Dataset records:
+ + + + +

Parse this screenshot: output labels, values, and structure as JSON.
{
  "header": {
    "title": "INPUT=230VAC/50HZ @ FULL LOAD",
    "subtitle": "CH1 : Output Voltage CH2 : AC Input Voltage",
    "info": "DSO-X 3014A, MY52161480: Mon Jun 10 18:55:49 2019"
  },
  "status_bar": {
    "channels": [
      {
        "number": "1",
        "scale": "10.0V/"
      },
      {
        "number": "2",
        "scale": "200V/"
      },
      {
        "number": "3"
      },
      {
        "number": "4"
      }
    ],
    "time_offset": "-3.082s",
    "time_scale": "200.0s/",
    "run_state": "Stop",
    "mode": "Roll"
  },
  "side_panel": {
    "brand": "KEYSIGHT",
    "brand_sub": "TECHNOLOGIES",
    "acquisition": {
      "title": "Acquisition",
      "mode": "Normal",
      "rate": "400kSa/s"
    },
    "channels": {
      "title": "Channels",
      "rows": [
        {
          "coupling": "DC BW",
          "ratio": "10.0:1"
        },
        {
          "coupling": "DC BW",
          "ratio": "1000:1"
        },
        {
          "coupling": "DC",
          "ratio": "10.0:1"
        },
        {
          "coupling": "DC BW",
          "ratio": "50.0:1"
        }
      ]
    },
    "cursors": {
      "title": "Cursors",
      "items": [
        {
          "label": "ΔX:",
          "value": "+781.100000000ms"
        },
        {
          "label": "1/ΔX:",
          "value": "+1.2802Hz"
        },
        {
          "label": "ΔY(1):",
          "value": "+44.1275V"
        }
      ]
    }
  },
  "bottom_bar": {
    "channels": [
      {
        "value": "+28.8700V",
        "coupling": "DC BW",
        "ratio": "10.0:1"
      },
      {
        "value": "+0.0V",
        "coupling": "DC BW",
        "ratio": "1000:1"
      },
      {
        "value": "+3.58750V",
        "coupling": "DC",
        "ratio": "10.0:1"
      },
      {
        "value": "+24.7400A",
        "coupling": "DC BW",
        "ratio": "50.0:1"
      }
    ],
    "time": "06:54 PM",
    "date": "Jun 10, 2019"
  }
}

+ + + + +

Write out the data exactly as it stands.

Complete response:
Parse this screenshot: output labels, values, and structure as JSON.
{
  "header": {
    "title": "INPUT=230VAC/50HZ @ FULL LOAD",
    "subtitle": "CH1 : Output Voltage CH2 : AC Input Voltage",
    "info": "DSO-X 3014A, MY52161480: Mon Jun 10 18:55:49 2019"
  },
  "status_bar": {
    "channels": [
      {
        "number": "1",
        "scale": "10.0V/"
      },
      {
        "number": "2",
        "scale": "200V/"
      },
      {
        "number": "3"
      },
      {
        "number": "4"
      }
    ],
    "time_offset": "-3.082s",
    "time_scale": "200.0s/",
    "run_state": "Stop",
    "mode": "Roll"
  },
  "side_panel": {
    "brand": "KEYSIGHT",
    "brand_sub": "TECHNOLOGIES",
    "acquisition": {
      "title": "Acquisition",
      "mode": "Normal",
      "rate": "400kSa/s"
    },
    "channels": {
      "title": "Channels",
      "rows": [
        {
          "coupling": "DC BW",
          "ratio": "10.0:1"
        },
        {
          "coupling": "DC BW",
          "ratio": "1000:1"
        },
        {
          "coupling": "DC",
          "ratio": "10.0:1"
        },
        {
          "coupling": "DC BW",
          "ratio": "50.0:1"
        }
      ]
    },
    "cursors": {
      "title": "Cursors",
      "items": [
        {
          "label": "ΔX:",
          "value": "+781.100000000ms"
        },
        {
          "label": "1/ΔX:",
          "value": "+1.2802Hz"
        },
        {
          "label": "ΔY(1):",
          "value": "+44.1275V"
        }
      ]
    }
  },
  "bottom_bar": {
    "channels": [
      {
        "value": "+28.8700V",
        "coupling": "DC BW",
        "ratio": "10.0:1"
      },
      {
        "value": "+0.0V",
        "coupling": "DC BW",
        "ratio": "1000:1"
      },
      {
        "value": "+3.58750V",
        "coupling": "DC",
        "ratio": "10.0:1"
      },
      {
        "value": "+24.7400A",
        "coupling": "DC BW",
        "ratio": "50.0:1"
      }
    ],
    "time": "06:54 PM",
    "date": "Jun 10, 2019"
  }
}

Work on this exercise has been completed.